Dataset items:
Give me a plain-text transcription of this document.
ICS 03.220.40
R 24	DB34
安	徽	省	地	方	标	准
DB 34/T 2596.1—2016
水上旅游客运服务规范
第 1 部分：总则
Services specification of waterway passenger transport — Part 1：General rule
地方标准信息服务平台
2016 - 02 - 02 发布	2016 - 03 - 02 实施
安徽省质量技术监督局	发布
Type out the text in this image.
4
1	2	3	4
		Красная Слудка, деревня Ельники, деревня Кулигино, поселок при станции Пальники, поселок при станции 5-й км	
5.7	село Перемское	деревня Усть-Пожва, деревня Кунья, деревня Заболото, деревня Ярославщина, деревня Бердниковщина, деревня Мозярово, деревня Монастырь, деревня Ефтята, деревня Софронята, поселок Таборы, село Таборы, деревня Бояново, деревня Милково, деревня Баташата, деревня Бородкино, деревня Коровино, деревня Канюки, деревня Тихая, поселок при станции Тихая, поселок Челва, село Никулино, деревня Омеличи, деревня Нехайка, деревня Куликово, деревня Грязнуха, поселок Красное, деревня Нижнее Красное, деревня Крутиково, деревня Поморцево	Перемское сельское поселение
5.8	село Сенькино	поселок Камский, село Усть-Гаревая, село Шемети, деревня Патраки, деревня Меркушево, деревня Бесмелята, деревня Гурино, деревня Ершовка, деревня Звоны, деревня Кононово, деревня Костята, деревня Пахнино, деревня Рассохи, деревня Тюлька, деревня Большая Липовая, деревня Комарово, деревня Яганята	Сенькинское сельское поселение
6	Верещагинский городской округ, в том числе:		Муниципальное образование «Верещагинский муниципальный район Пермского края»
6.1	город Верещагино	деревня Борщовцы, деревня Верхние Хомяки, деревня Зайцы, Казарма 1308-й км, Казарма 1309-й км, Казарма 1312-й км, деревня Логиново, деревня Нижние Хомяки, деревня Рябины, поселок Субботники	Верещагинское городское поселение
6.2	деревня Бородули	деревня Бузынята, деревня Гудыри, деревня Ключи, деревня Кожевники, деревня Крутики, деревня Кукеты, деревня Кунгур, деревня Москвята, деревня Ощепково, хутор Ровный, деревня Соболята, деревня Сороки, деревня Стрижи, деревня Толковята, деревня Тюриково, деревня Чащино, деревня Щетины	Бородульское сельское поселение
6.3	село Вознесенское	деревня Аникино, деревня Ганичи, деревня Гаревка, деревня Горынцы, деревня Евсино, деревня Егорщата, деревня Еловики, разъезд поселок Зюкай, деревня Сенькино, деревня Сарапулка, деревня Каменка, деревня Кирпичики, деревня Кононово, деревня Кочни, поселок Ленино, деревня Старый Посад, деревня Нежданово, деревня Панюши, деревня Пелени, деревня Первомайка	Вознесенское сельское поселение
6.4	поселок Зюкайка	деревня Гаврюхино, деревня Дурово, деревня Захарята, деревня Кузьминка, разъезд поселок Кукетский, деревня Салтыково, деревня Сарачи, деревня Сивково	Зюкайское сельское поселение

Aim: Each entry above is to be quoted exactly.

Final answer:
Give me a plain-text transcription of this document.
ICS 03.220.40
R 24	DB34
安	徽	省	地	方	标	准
DB 34/T 2596.1—2016
水上旅游客运服务规范
第 1 部分：总则
Services specification of waterway passenger transport — Part 1：General rule
地方标准信息服务平台
2016 - 02 - 02 发布	2016 - 03 - 02 实施
安徽省质量技术监督局	发布
Type out the text in this image.
4
1	2	3	4
		Красная Слудка, деревня Ельники, деревня Кулигино, поселок при станции Пальники, поселок при станции 5-й км	
5.7	село Перемское	деревня Усть-Пожва, деревня Кунья, деревня Заболото, деревня Ярославщина, деревня Бердниковщина, деревня Мозярово, деревня Монастырь, деревня Ефтята, деревня Софронята, поселок Таборы, село Таборы, деревня Бояново, деревня Милково, деревня Баташата, деревня Бородкино, деревня Коровино, деревня Канюки, деревня Тихая, поселок при станции Тихая, поселок Челва, село Никулино, деревня Омеличи, деревня Нехайка, деревня Куликово, деревня Грязнуха, поселок Красное, деревня Нижнее Красное, деревня Крутиково, деревня Поморцево	Перемское сельское поселение
5.8	село Сенькино	поселок Камский, село Усть-Гаревая, село Шемети, деревня Патраки, деревня Меркушево, деревня Бесмелята, деревня Гурино, деревня Ершовка, деревня Звоны, деревня Кононово, деревня Костята, деревня Пахнино, деревня Рассохи, деревня Тюлька, деревня Большая Липовая, деревня Комарово, деревня Яганята	Сенькинское сельское поселение
6	Верещагинский городской округ, в том числе:		Муниципальное образование «Верещагинский муниципальный район Пермского края»
6.1	город Верещагино	деревня Борщовцы, деревня Верхние Хомяки, деревня Зайцы, Казарма 1308-й км, Казарма 1309-й км, Казарма 1312-й км, деревня Логиново, деревня Нижние Хомяки, деревня Рябины, поселок Субботники	Верещагинское городское поселение
6.2	деревня Бородули	деревня Бузынята, деревня Гудыри, деревня Ключи, деревня Кожевники, деревня Крутики, деревня Кукеты, деревня Кунгур, деревня Москвята, деревня Ощепково, хутор Ровный, деревня Соболята, деревня Сороки, деревня Стрижи, деревня Толковята, деревня Тюриково, деревня Чащино, деревня Щетины	Бородульское сельское поселение
6.3	село Вознесенское	деревня Аникино, деревня Ганичи, деревня Гаревка, деревня Горынцы, деревня Евсино, деревня Егорщата, деревня Еловики, разъезд поселок Зюкай, деревня Сенькино, деревня Сарапулка, деревня Каменка, деревня Кирпичики, деревня Кононово, деревня Кочни, поселок Ленино, деревня Старый Посад, деревня Нежданово, деревня Панюши, деревня Пелени, деревня Первомайка	Вознесенское сельское поселение
6.4	поселок Зюкайка	деревня Гаврюхино, деревня Дурово, деревня Захарята, деревня Кузьминка, разъезд поселок Кукетский, деревня Салтыково, деревня Сарачи, деревня Сивково	Зюкайское сельское поселение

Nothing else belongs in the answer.